#### What you have to do:
Filter the entries down to the lines holding "name", then copy those lines.

#### Dataset entries on figures:

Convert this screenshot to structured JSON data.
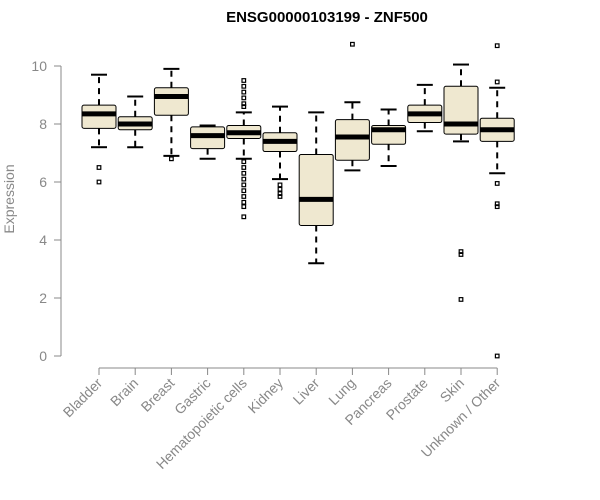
{
  "chart_data": {
    "type": "boxplot",
    "title": "ENSG00000103199 - ZNF500",
    "ylabel": "Expression",
    "xlabel": "",
    "ylim": [
      0,
      10.5
    ],
    "yticks": [
      0,
      2,
      4,
      6,
      8,
      10
    ],
    "categories": [
      "Bladder",
      "Brain",
      "Breast",
      "Gastric",
      "Hematopoietic cells",
      "Kidney",
      "Liver",
      "Lung",
      "Pancreas",
      "Prostate",
      "Skin",
      "Unknown / Other"
    ],
    "box_color": "#efe8d0",
    "boxes": [
      {
        "min": 7.2,
        "q1": 7.85,
        "median": 8.35,
        "q3": 8.65,
        "max": 9.7,
        "outliers": [
          6.5,
          6.0
        ]
      },
      {
        "min": 7.2,
        "q1": 7.8,
        "median": 8.0,
        "q3": 8.25,
        "max": 8.95,
        "outliers": []
      },
      {
        "min": 6.9,
        "q1": 8.3,
        "median": 8.95,
        "q3": 9.25,
        "max": 9.9,
        "outliers": [
          6.8
        ]
      },
      {
        "min": 6.8,
        "q1": 7.15,
        "median": 7.6,
        "q3": 7.9,
        "max": 7.95,
        "outliers": []
      },
      {
        "min": 6.8,
        "q1": 7.5,
        "median": 7.7,
        "q3": 7.95,
        "max": 8.4,
        "outliers": [
          8.6,
          8.7,
          8.9,
          9.1,
          9.3,
          9.5,
          6.7,
          6.5,
          6.3,
          6.1,
          5.9,
          5.7,
          5.5,
          5.3,
          5.15,
          4.8
        ]
      },
      {
        "min": 6.1,
        "q1": 7.05,
        "median": 7.4,
        "q3": 7.7,
        "max": 8.6,
        "outliers": [
          5.9,
          5.75,
          5.6,
          5.5
        ]
      },
      {
        "min": 3.2,
        "q1": 4.5,
        "median": 5.4,
        "q3": 6.95,
        "max": 8.4,
        "outliers": []
      },
      {
        "min": 6.4,
        "q1": 6.75,
        "median": 7.55,
        "q3": 8.15,
        "max": 8.75,
        "outliers": [
          10.75
        ]
      },
      {
        "min": 6.55,
        "q1": 7.3,
        "median": 7.8,
        "q3": 7.95,
        "max": 8.5,
        "outliers": []
      },
      {
        "min": 7.75,
        "q1": 8.05,
        "median": 8.35,
        "q3": 8.65,
        "max": 9.35,
        "outliers": []
      },
      {
        "min": 7.4,
        "q1": 7.65,
        "median": 8.0,
        "q3": 9.3,
        "max": 10.05,
        "outliers": [
          3.6,
          3.5,
          1.95
        ]
      },
      {
        "min": 6.3,
        "q1": 7.4,
        "median": 7.8,
        "q3": 8.2,
        "max": 9.25,
        "outliers": [
          10.7,
          9.45,
          5.95,
          5.25,
          5.15,
          0.0
        ]
      }
    ]
  }
}
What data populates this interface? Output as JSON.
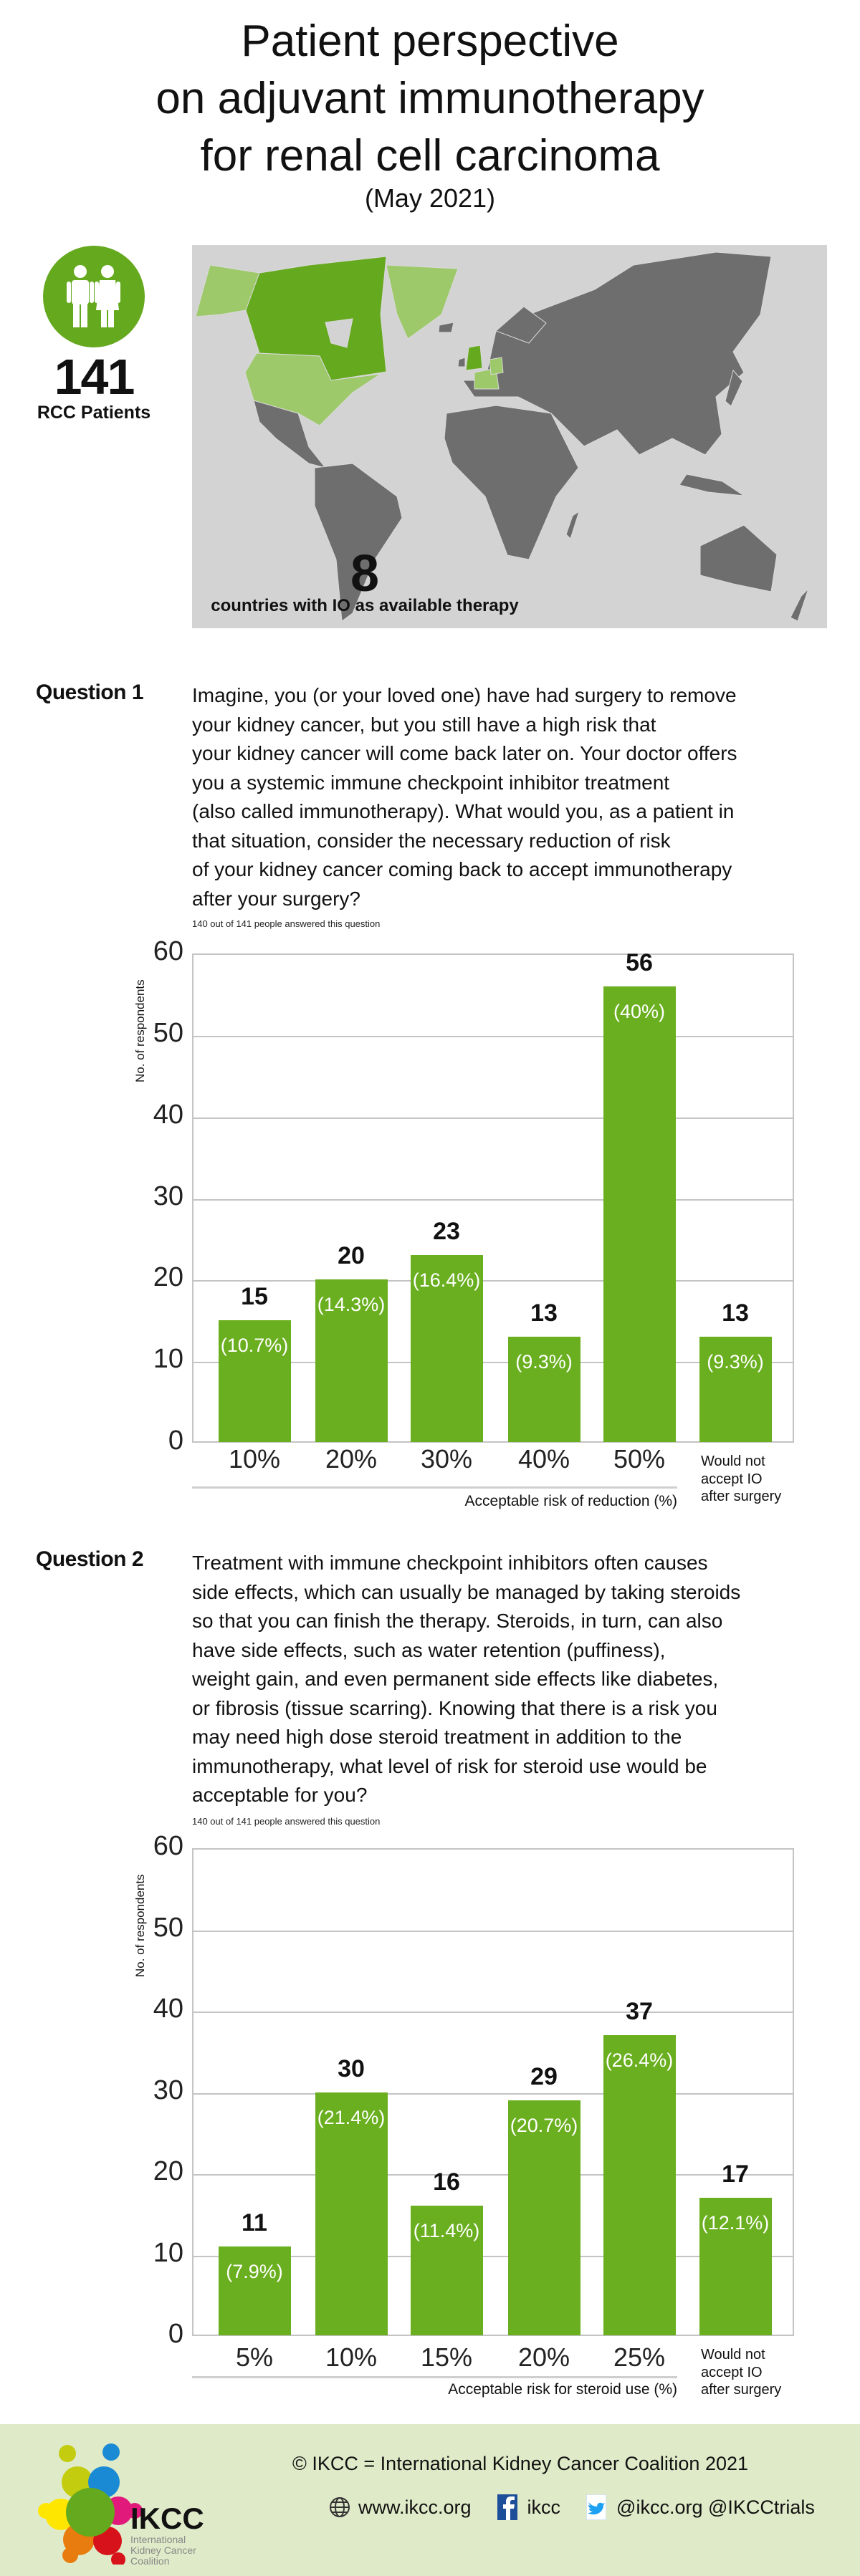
{
  "header": {
    "title_lines": [
      "Patient perspective",
      "on adjuvant immunotherapy",
      "for renal cell carcinoma"
    ],
    "subtitle": "(May 2021)"
  },
  "patients": {
    "count": "141",
    "label": "RCC Patients",
    "icon": "people-icon"
  },
  "map": {
    "count": "8",
    "caption": "countries with IO as available therapy",
    "colors": {
      "ocean": "#d3d3d3",
      "land": "#6e6e6e",
      "highlight_dark": "#65a91f",
      "highlight_light": "#9dc96a"
    }
  },
  "questions": [
    {
      "label": "Question 1",
      "text_lines": [
        "Imagine, you (or your loved one) have had surgery to remove",
        "your kidney cancer, but you still have a high risk that",
        "your kidney cancer will come back later on. Your doctor offers",
        "you a systemic immune checkpoint inhibitor treatment",
        "(also called immunotherapy). What would you, as a patient in",
        "that situation, consider the necessary reduction of risk",
        "of your kidney cancer coming back to accept immunotherapy",
        "after your surgery?"
      ],
      "answered": "140 out of 141 people answered this question"
    },
    {
      "label": "Question 2",
      "text_lines": [
        "Treatment with immune checkpoint inhibitors often causes",
        "side effects, which can usually be managed by taking steroids",
        "so that you can finish the therapy. Steroids, in turn, can also",
        "have side effects, such as water retention (puffiness),",
        "weight gain, and even permanent side effects like diabetes,",
        "or fibrosis (tissue scarring). Knowing that there is a risk you",
        "may need high dose steroid treatment in addition to the",
        "immunotherapy, what level of risk for steroid use would be",
        "acceptable for you?"
      ],
      "answered": "140 out of 141 people answered this question"
    }
  ],
  "chart_data": [
    {
      "type": "bar",
      "categories": [
        "10%",
        "20%",
        "30%",
        "40%",
        "50%",
        "Would not accept IO after surgery"
      ],
      "category_label_lines": {
        "5": [
          "Would not",
          "accept IO",
          "after surgery"
        ]
      },
      "values": [
        15,
        20,
        23,
        13,
        56,
        13
      ],
      "value_labels": [
        "15",
        "20",
        "23",
        "13",
        "56",
        "13"
      ],
      "percent_labels": [
        "(10.7%)",
        "(14.3%)",
        "(16.4%)",
        "(9.3%)",
        "(40%)",
        "(9.3%)"
      ],
      "ylabel": "No. of respondents",
      "xlabel": "Acceptable risk of reduction (%)",
      "ylim": [
        0,
        60
      ],
      "yticks": [
        0,
        10,
        20,
        30,
        40,
        50,
        60
      ],
      "grid": true,
      "bar_color": "#6aaf1f"
    },
    {
      "type": "bar",
      "categories": [
        "5%",
        "10%",
        "15%",
        "20%",
        "25%",
        "Would not accept IO after surgery"
      ],
      "category_label_lines": {
        "5": [
          "Would not",
          "accept IO",
          "after surgery"
        ]
      },
      "values": [
        11,
        30,
        16,
        29,
        37,
        17
      ],
      "value_labels": [
        "11",
        "30",
        "16",
        "29",
        "37",
        "17"
      ],
      "percent_labels": [
        "(7.9%)",
        "(21.4%)",
        "(11.4%)",
        "(20.7%)",
        "(26.4%)",
        "(12.1%)"
      ],
      "ylabel": "No. of respondents",
      "xlabel": "Acceptable risk for steroid use (%)",
      "ylim": [
        0,
        60
      ],
      "yticks": [
        0,
        10,
        20,
        30,
        40,
        50,
        60
      ],
      "grid": true,
      "bar_color": "#6aaf1f"
    }
  ],
  "footer": {
    "copyright": "© IKCC = International Kidney Cancer Coalition 2021",
    "website": "www.ikcc.org",
    "facebook": "ikcc",
    "twitter": "@ikcc.org @IKCCtrials",
    "logo_text": "IKCC",
    "logo_subtext": "International Kidney Cancer Coalition",
    "background": "#dfebc8"
  }
}
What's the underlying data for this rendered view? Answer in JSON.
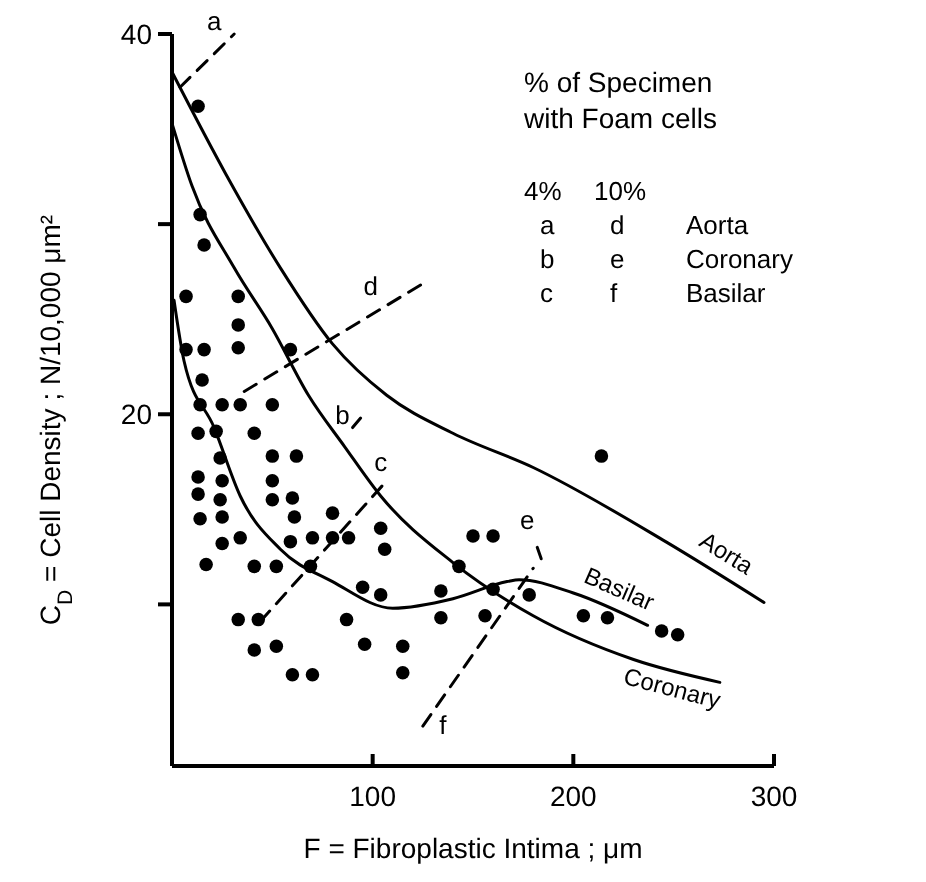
{
  "chart_data": {
    "type": "scatter",
    "xlabel": "F = Fibroplastic Intima ; μm",
    "ylabel": "C$_{D}$ = Cell Density ; N/10,000 μm²",
    "xlim": [
      0,
      300
    ],
    "ylim": [
      1.5,
      40
    ],
    "xticks": [
      100,
      200,
      300
    ],
    "yticks": [
      {
        "value": 10,
        "label": null
      },
      20,
      {
        "value": 30,
        "label": null
      },
      40
    ],
    "series": [
      {
        "type": "line",
        "name": "Aorta",
        "color": "#000000",
        "x": [
          0,
          27,
          54,
          80,
          107,
          140,
          180,
          246,
          295
        ],
        "values": [
          38,
          32.6,
          27.7,
          23.7,
          21,
          19,
          17.2,
          13.3,
          10.1
        ]
      },
      {
        "type": "line",
        "name": "Basilar",
        "color": "#000000",
        "x": [
          1,
          6,
          21,
          34,
          54,
          80,
          110,
          140,
          167,
          173,
          200,
          237
        ],
        "values": [
          26,
          22.8,
          19.3,
          15.7,
          12.9,
          11.2,
          9.8,
          10.3,
          11.2,
          11.3,
          10.6,
          8.9
        ]
      },
      {
        "type": "line",
        "name": "Coronary",
        "color": "#000000",
        "x": [
          0,
          10,
          31,
          50,
          68,
          86,
          104,
          140,
          180,
          230,
          273
        ],
        "values": [
          35.3,
          32,
          27.7,
          24.5,
          21,
          18.3,
          15.7,
          12.2,
          9.4,
          7.1,
          5.9
        ]
      },
      {
        "type": "line",
        "line_style": "dashed",
        "color": "#000000",
        "x": [
          4,
          31
        ],
        "values": [
          37.2,
          40
        ]
      },
      {
        "type": "line",
        "line_style": "dashed",
        "color": "#000000",
        "x": [
          90,
          94
        ],
        "values": [
          19.3,
          19.8
        ]
      },
      {
        "type": "line",
        "line_style": "dashed",
        "color": "#000000",
        "x": [
          44,
          107
        ],
        "values": [
          9.1,
          16.5
        ]
      },
      {
        "type": "line",
        "line_style": "dashed",
        "color": "#000000",
        "x": [
          36,
          127
        ],
        "values": [
          21.2,
          27
        ]
      },
      {
        "type": "line",
        "line_style": "dashed",
        "color": "#000000",
        "x": [
          182,
          184
        ],
        "values": [
          13,
          12.4
        ]
      },
      {
        "type": "line",
        "line_style": "dashed",
        "color": "#000000",
        "x": [
          125,
          180
        ],
        "values": [
          3.6,
          11.9
        ]
      },
      {
        "marker": "circle",
        "color": "#000000",
        "x": [
          13,
          14,
          16,
          7,
          33,
          33,
          33,
          7,
          16,
          59,
          15,
          14,
          25,
          34,
          50,
          13,
          22,
          41,
          24,
          50,
          62,
          13,
          25,
          50,
          13,
          24,
          50,
          60,
          14,
          25,
          61,
          80,
          104,
          25,
          34,
          59,
          70,
          80,
          88,
          106,
          150,
          160,
          17,
          41,
          52,
          69,
          143,
          95,
          104,
          134,
          160,
          178,
          33,
          43,
          87,
          134,
          156,
          41,
          52,
          96,
          115,
          60,
          70,
          115,
          214,
          205,
          217,
          244,
          252
        ],
        "values": [
          36.2,
          30.5,
          28.9,
          26.2,
          26.2,
          24.7,
          23.5,
          23.4,
          23.4,
          23.4,
          21.8,
          20.5,
          20.5,
          20.5,
          20.5,
          19,
          19.1,
          19,
          17.7,
          17.8,
          17.8,
          16.7,
          16.5,
          16.5,
          15.8,
          15.5,
          15.5,
          15.6,
          14.5,
          14.6,
          14.6,
          14.8,
          14,
          13.2,
          13.5,
          13.3,
          13.5,
          13.5,
          13.5,
          12.9,
          13.6,
          13.6,
          12.1,
          12,
          12,
          12,
          12,
          10.9,
          10.5,
          10.7,
          10.8,
          10.5,
          9.2,
          9.2,
          9.2,
          9.3,
          9.4,
          7.6,
          7.8,
          7.9,
          7.8,
          6.3,
          6.3,
          6.4,
          17.8,
          9.4,
          9.3,
          8.6,
          8.4
        ]
      }
    ],
    "annotations": [
      {
        "text": "a",
        "x": 31,
        "y": 40
      },
      {
        "text": "b",
        "x": 90,
        "y": 19.3
      },
      {
        "text": "c",
        "x": 107,
        "y": 16.5
      },
      {
        "text": "d",
        "x": 99,
        "y": 25.2
      },
      {
        "text": "e",
        "x": 182,
        "y": 13
      },
      {
        "text": "f",
        "x": 125,
        "y": 3.6
      },
      "% of Specimen",
      "with Foam cells",
      "4%",
      "10%",
      "a",
      "d",
      "Aorta",
      "b",
      "e",
      "Coronary",
      "c",
      "f",
      "Basilar"
    ]
  }
}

#### Problem solution:
        "name": "Aorta",
        "name": "Basilar",
        "name": "Coronary",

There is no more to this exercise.